# start of Given information

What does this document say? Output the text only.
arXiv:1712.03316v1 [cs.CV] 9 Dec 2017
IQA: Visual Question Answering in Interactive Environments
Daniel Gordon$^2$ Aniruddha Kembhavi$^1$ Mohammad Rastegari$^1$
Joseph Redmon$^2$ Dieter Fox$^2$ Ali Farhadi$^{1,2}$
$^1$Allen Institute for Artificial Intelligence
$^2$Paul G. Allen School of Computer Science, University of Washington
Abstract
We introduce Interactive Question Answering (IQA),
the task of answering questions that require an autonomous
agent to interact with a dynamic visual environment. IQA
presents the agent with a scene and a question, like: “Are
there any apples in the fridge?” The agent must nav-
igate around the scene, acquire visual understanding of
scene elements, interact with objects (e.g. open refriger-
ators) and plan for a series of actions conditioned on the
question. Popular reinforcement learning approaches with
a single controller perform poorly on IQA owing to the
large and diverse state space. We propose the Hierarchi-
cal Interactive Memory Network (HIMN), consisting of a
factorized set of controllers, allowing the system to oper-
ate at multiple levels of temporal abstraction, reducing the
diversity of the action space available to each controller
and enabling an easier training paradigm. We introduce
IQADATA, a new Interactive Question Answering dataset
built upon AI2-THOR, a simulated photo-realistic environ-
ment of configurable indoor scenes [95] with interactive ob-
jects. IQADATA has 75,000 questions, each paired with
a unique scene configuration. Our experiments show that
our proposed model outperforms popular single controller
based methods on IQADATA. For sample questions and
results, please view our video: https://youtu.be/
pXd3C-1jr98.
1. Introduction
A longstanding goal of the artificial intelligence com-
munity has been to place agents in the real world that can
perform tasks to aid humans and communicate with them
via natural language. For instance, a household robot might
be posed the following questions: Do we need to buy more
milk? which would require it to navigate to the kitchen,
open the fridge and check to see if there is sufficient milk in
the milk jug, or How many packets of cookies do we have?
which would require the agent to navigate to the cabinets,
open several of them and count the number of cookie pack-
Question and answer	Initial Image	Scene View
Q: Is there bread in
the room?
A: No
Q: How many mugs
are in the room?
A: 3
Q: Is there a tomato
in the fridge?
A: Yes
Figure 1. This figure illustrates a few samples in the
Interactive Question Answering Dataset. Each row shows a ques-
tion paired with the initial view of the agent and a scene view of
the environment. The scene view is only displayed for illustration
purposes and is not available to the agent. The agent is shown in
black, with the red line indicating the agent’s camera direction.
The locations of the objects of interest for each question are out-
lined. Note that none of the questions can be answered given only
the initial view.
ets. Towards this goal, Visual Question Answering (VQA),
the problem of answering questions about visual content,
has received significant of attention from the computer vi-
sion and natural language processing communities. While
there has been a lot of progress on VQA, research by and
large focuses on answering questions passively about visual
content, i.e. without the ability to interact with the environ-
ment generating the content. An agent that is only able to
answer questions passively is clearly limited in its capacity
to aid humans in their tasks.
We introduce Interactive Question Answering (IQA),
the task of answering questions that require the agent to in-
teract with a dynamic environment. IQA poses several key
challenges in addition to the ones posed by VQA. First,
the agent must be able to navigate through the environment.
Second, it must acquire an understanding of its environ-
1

# end of Given information

▶ [What needs to be done]:
Print the material above once more, exactly.

▶ [Task solution]:
What does this document say? Output the text only.
arXiv:1712.03316v1 [cs.CV] 9 Dec 2017
IQA: Visual Question Answering in Interactive Environments
Daniel Gordon$^2$ Aniruddha Kembhavi$^1$ Mohammad Rastegari$^1$
Joseph Redmon$^2$ Dieter Fox$^2$ Ali Farhadi$^{1,2}$
$^1$Allen Institute for Artificial Intelligence
$^2$Paul G. Allen School of Computer Science, University of Washington
Abstract
We introduce Interactive Question Answering (IQA),
the task of answering questions that require an autonomous
agent to interact with a dynamic visual environment. IQA
presents the agent with a scene and a question, like: “Are
there any apples in the fridge?” The agent must nav-
igate around the scene, acquire visual understanding of
scene elements, interact with objects (e.g. open refriger-
ators) and plan for a series of actions conditioned on the
question. Popular reinforcement learning approaches with
a single controller perform poorly on IQA owing to the
large and diverse state space. We propose the Hierarchi-
cal Interactive Memory Network (HIMN), consisting of a
factorized set of controllers, allowing the system to oper-
ate at multiple levels of temporal abstraction, reducing the
diversity of the action space available to each controller
and enabling an easier training paradigm. We introduce
IQADATA, a new Interactive Question Answering dataset
built upon AI2-THOR, a simulated photo-realistic environ-
ment of configurable indoor scenes [95] with interactive ob-
jects. IQADATA has 75,000 questions, each paired with
a unique scene configuration. Our experiments show that
our proposed model outperforms popular single controller
based methods on IQADATA. For sample questions and
results, please view our video: https://youtu.be/
pXd3C-1jr98.
1. Introduction
A longstanding goal of the artificial intelligence com-
munity has been to place agents in the real world that can
perform tasks to aid humans and communicate with them
via natural language. For instance, a household robot might
be posed the following questions: Do we need to buy more
milk? which would require it to navigate to the kitchen,
open the fridge and check to see if there is sufficient milk in
the milk jug, or How many packets of cookies do we have?
which would require the agent to navigate to the cabinets,
open several of them and count the number of cookie pack-
Question and answer	Initial Image	Scene View
Q: Is there bread in
the room?
A: No
Q: How many mugs
are in the room?
A: 3
Q: Is there a tomato
in the fridge?
A: Yes
Figure 1. This figure illustrates a few samples in the
Interactive Question Answering Dataset. Each row shows a ques-
tion paired with the initial view of the agent and a scene view of
the environment. The scene view is only displayed for illustration
purposes and is not available to the agent. The agent is shown in
black, with the red line indicating the agent’s camera direction.
The locations of the objects of interest for each question are out-
lined. Note that none of the questions can be answered given only
the initial view.
ets. Towards this goal, Visual Question Answering (VQA),
the problem of answering questions about visual content,
has received significant of attention from the computer vi-
sion and natural language processing communities. While
there has been a lot of progress on VQA, research by and
large focuses on answering questions passively about visual
content, i.e. without the ability to interact with the environ-
ment generating the content. An agent that is only able to
answer questions passively is clearly limited in its capacity
to aid humans in their tasks.
We introduce Interactive Question Answering (IQA),
the task of answering questions that require the agent to in-
teract with a dynamic environment. IQA poses several key
challenges in addition to the ones posed by VQA. First,
the agent must be able to navigate through the environment.
Second, it must acquire an understanding of its environ-
1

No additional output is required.